■ STATED TASK: Using the listing below, copy every line that mentions "ἀκολουθοῦν".

■ EXTRACTED ENTRIES:
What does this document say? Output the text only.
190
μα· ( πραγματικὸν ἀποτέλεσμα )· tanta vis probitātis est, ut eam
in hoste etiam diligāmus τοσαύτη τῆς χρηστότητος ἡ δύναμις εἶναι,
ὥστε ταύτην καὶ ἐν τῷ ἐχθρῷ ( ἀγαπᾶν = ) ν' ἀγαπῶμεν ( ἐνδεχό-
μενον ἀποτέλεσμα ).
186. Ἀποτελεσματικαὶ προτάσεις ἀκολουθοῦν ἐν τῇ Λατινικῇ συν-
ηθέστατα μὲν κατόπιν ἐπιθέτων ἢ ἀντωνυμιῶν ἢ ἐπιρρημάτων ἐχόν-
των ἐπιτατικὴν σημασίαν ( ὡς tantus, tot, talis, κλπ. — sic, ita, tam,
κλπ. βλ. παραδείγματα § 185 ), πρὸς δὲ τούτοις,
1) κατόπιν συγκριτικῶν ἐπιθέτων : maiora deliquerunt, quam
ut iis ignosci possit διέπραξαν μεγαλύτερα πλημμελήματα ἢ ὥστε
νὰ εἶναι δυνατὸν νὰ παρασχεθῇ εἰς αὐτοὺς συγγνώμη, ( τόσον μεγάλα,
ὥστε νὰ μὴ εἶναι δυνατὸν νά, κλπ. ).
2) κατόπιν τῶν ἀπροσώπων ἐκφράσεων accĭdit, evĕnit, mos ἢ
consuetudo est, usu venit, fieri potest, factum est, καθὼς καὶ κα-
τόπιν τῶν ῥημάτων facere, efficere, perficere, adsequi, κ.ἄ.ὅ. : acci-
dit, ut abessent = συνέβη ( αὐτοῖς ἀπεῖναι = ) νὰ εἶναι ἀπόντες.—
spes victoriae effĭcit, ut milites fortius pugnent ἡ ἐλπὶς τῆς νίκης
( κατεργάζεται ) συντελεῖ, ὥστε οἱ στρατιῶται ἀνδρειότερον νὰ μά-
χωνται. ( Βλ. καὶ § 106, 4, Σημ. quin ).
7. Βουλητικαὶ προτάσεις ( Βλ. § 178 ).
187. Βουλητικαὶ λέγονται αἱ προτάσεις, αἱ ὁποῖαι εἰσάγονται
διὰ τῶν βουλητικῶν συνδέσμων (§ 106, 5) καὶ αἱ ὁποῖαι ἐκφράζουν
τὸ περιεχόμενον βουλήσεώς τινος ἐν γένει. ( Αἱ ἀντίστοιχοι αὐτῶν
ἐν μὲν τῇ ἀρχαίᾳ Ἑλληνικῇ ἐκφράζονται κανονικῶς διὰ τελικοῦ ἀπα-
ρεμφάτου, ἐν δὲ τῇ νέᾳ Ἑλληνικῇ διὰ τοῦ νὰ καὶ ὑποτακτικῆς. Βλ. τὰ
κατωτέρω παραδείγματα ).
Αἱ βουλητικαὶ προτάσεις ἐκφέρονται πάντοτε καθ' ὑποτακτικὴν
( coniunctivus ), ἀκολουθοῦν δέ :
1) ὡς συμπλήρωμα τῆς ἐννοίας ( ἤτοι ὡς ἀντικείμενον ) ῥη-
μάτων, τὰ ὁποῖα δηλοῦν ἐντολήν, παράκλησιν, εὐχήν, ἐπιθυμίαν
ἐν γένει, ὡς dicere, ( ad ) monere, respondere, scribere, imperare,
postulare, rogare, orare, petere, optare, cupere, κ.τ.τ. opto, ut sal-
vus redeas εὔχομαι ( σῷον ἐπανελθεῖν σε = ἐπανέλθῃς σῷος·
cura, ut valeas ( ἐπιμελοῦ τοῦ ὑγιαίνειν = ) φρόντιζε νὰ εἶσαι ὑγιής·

■ ANSWER TO THIS EXERCISE:
186. Ἀποτελεσματικαὶ προτάσεις ἀκολουθοῦν ἐν τῇ Λατινικῇ συν-
( coniunctivus ), ἀκολουθοῦν δέ :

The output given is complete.